To be done >> Reproduce the entries below in full, word for word.

-- Start Records for the task --

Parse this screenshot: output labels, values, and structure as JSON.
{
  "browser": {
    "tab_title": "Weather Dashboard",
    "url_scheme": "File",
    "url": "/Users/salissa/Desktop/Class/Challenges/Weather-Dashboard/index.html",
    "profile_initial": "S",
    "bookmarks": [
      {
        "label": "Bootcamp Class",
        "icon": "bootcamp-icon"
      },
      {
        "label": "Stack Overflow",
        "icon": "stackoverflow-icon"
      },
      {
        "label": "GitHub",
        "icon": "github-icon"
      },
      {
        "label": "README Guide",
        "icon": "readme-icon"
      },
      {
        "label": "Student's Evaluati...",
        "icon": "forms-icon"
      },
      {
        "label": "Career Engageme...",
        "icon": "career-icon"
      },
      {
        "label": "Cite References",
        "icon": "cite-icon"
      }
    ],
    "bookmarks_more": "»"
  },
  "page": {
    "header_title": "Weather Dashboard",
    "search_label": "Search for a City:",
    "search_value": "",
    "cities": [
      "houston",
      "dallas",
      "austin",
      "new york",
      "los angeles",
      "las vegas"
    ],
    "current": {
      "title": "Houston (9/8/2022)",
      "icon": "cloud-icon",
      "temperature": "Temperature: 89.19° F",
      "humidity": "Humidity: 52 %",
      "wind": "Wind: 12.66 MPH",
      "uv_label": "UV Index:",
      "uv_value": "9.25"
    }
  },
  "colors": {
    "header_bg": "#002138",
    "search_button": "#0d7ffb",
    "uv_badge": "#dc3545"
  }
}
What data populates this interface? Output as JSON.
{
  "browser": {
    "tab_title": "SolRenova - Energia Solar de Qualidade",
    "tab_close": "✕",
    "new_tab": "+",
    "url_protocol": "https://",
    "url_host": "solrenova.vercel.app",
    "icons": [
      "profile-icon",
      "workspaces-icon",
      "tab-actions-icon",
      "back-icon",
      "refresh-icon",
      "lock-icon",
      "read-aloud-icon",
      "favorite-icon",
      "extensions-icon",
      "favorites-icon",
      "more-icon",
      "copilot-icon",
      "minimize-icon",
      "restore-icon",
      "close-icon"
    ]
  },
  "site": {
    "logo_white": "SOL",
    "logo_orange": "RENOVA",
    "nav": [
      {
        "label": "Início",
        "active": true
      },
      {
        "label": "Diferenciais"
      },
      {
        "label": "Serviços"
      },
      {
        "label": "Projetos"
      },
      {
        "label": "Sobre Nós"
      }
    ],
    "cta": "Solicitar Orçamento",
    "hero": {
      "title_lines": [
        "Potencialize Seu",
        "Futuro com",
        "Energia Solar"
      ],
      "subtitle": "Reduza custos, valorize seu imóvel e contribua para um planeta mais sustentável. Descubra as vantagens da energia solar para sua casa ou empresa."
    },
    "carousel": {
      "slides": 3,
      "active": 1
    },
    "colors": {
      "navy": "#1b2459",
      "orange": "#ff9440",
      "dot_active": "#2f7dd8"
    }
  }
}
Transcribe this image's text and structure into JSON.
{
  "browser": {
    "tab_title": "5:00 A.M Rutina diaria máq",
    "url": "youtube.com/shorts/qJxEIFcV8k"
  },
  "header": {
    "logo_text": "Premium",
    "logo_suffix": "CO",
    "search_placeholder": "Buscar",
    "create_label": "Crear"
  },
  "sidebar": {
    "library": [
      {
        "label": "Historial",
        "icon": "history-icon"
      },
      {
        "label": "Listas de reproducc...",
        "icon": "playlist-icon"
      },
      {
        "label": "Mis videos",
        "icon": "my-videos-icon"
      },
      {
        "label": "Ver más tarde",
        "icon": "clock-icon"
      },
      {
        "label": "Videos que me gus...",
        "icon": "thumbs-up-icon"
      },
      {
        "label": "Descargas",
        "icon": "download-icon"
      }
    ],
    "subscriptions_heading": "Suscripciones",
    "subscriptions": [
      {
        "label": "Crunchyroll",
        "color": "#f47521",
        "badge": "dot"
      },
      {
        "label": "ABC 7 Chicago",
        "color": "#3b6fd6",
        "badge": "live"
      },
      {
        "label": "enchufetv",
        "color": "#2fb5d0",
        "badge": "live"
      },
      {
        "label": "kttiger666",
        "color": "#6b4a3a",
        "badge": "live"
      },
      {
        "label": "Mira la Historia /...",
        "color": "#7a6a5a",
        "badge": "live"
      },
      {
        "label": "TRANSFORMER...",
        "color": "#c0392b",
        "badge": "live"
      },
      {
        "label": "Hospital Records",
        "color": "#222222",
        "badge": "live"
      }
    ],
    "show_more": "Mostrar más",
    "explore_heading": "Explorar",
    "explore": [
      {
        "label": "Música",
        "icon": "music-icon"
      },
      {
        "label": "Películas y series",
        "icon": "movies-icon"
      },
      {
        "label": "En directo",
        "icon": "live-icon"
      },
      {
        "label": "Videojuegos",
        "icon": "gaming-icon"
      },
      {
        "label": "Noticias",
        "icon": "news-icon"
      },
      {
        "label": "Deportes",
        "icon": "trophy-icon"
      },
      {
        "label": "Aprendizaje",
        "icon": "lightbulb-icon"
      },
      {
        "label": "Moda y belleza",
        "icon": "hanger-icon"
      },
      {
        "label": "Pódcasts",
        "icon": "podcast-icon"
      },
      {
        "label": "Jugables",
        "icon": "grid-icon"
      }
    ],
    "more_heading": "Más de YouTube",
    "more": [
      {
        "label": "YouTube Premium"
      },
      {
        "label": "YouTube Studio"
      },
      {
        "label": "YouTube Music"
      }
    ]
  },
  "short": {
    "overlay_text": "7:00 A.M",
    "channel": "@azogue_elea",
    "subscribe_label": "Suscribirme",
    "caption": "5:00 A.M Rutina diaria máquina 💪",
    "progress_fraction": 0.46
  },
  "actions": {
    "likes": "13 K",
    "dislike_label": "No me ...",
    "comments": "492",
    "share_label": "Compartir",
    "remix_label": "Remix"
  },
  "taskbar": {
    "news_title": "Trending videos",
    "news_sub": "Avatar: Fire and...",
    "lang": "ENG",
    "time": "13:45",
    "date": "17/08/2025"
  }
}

-- End Records for the task --

Correct output >>
Parse this screenshot: output labels, values, and structure as JSON.
{
  "browser": {
    "tab_title": "Weather Dashboard",
    "url_scheme": "File",
    "url": "/Users/salissa/Desktop/Class/Challenges/Weather-Dashboard/index.html",
    "profile_initial": "S",
    "bookmarks": [
      {
        "label": "Bootcamp Class",
        "icon": "bootcamp-icon"
      },
      {
        "label": "Stack Overflow",
        "icon": "stackoverflow-icon"
      },
      {
        "label": "GitHub",
        "icon": "github-icon"
      },
      {
        "label": "README Guide",
        "icon": "readme-icon"
      },
      {
        "label": "Student's Evaluati...",
        "icon": "forms-icon"
      },
      {
        "label": "Career Engageme...",
        "icon": "career-icon"
      },
      {
        "label": "Cite References",
        "icon": "cite-icon"
      }
    ],
    "bookmarks_more": "»"
  },
  "page": {
    "header_title": "Weather Dashboard",
    "search_label": "Search for a City:",
    "search_value": "",
    "cities": [
      "houston",
      "dallas",
      "austin",
      "new york",
      "los angeles",
      "las vegas"
    ],
    "current": {
      "title": "Houston (9/8/2022)",
      "icon": "cloud-icon",
      "temperature": "Temperature: 89.19° F",
      "humidity": "Humidity: 52 %",
      "wind": "Wind: 12.66 MPH",
      "uv_label": "UV Index:",
      "uv_value": "9.25"
    }
  },
  "colors": {
    "header_bg": "#002138",
    "search_button": "#0d7ffb",
    "uv_badge": "#dc3545"
  }
}
What data populates this interface? Output as JSON.
{
  "browser": {
    "tab_title": "SolRenova - Energia Solar de Qualidade",
    "tab_close": "✕",
    "new_tab": "+",
    "url_protocol": "https://",
    "url_host": "solrenova.vercel.app",
    "icons": [
      "profile-icon",
      "workspaces-icon",
      "tab-actions-icon",
      "back-icon",
      "refresh-icon",
      "lock-icon",
      "read-aloud-icon",
      "favorite-icon",
      "extensions-icon",
      "favorites-icon",
      "more-icon",
      "copilot-icon",
      "minimize-icon",
      "restore-icon",
      "close-icon"
    ]
  },
  "site": {
    "logo_white": "SOL",
    "logo_orange": "RENOVA",
    "nav": [
      {
        "label": "Início",
        "active": true
      },
      {
        "label": "Diferenciais"
      },
      {
        "label": "Serviços"
      },
      {
        "label": "Projetos"
      },
      {
        "label": "Sobre Nós"
      }
    ],
    "cta": "Solicitar Orçamento",
    "hero": {
      "title_lines": [
        "Potencialize Seu",
        "Futuro com",
        "Energia Solar"
      ],
      "subtitle": "Reduza custos, valorize seu imóvel e contribua para um planeta mais sustentável. Descubra as vantagens da energia solar para sua casa ou empresa."
    },
    "carousel": {
      "slides": 3,
      "active": 1
    },
    "colors": {
      "navy": "#1b2459",
      "orange": "#ff9440",
      "dot_active": "#2f7dd8"
    }
  }
}
Transcribe this image's text and structure into JSON.
{
  "browser": {
    "tab_title": "5:00 A.M Rutina diaria máq",
    "url": "youtube.com/shorts/qJxEIFcV8k"
  },
  "header": {
    "logo_text": "Premium",
    "logo_suffix": "CO",
    "search_placeholder": "Buscar",
    "create_label": "Crear"
  },
  "sidebar": {
    "library": [
      {
        "label": "Historial",
        "icon": "history-icon"
      },
      {
        "label": "Listas de reproducc...",
        "icon": "playlist-icon"
      },
      {
        "label": "Mis videos",
        "icon": "my-videos-icon"
      },
      {
        "label": "Ver más tarde",
        "icon": "clock-icon"
      },
      {
        "label": "Videos que me gus...",
        "icon": "thumbs-up-icon"
      },
      {
        "label": "Descargas",
        "icon": "download-icon"
      }
    ],
    "subscriptions_heading": "Suscripciones",
    "subscriptions": [
      {
        "label": "Crunchyroll",
        "color": "#f47521",
        "badge": "dot"
      },
      {
        "label": "ABC 7 Chicago",
        "color": "#3b6fd6",
        "badge": "live"
      },
      {
        "label": "enchufetv",
        "color": "#2fb5d0",
        "badge": "live"
      },
      {
        "label": "kttiger666",
        "color": "#6b4a3a",
        "badge": "live"
      },
      {
        "label": "Mira la Historia /...",
        "color": "#7a6a5a",
        "badge": "live"
      },
      {
        "label": "TRANSFORMER...",
        "color": "#c0392b",
        "badge": "live"
      },
      {
        "label": "Hospital Records",
        "color": "#222222",
        "badge": "live"
      }
    ],
    "show_more": "Mostrar más",
    "explore_heading": "Explorar",
    "explore": [
      {
        "label": "Música",
        "icon": "music-icon"
      },
      {
        "label": "Películas y series",
        "icon": "movies-icon"
      },
      {
        "label": "En directo",
        "icon": "live-icon"
      },
      {
        "label": "Videojuegos",
        "icon": "gaming-icon"
      },
      {
        "label": "Noticias",
        "icon": "news-icon"
      },
      {
        "label": "Deportes",
        "icon": "trophy-icon"
      },
      {
        "label": "Aprendizaje",
        "icon": "lightbulb-icon"
      },
      {
        "label": "Moda y belleza",
        "icon": "hanger-icon"
      },
      {
        "label": "Pódcasts",
        "icon": "podcast-icon"
      },
      {
        "label": "Jugables",
        "icon": "grid-icon"
      }
    ],
    "more_heading": "Más de YouTube",
    "more": [
      {
        "label": "YouTube Premium"
      },
      {
        "label": "YouTube Studio"
      },
      {
        "label": "YouTube Music"
      }
    ]
  },
  "short": {
    "overlay_text": "7:00 A.M",
    "channel": "@azogue_elea",
    "subscribe_label": "Suscribirme",
    "caption": "5:00 A.M Rutina diaria máquina 💪",
    "progress_fraction": 0.46
  },
  "actions": {
    "likes": "13 K",
    "dislike_label": "No me ...",
    "comments": "492",
    "share_label": "Compartir",
    "remix_label": "Remix"
  },
  "taskbar": {
    "news_title": "Trending videos",
    "news_sub": "Avatar: Fire and...",
    "lang": "ENG",
    "time": "13:45",
    "date": "17/08/2025"
  }
}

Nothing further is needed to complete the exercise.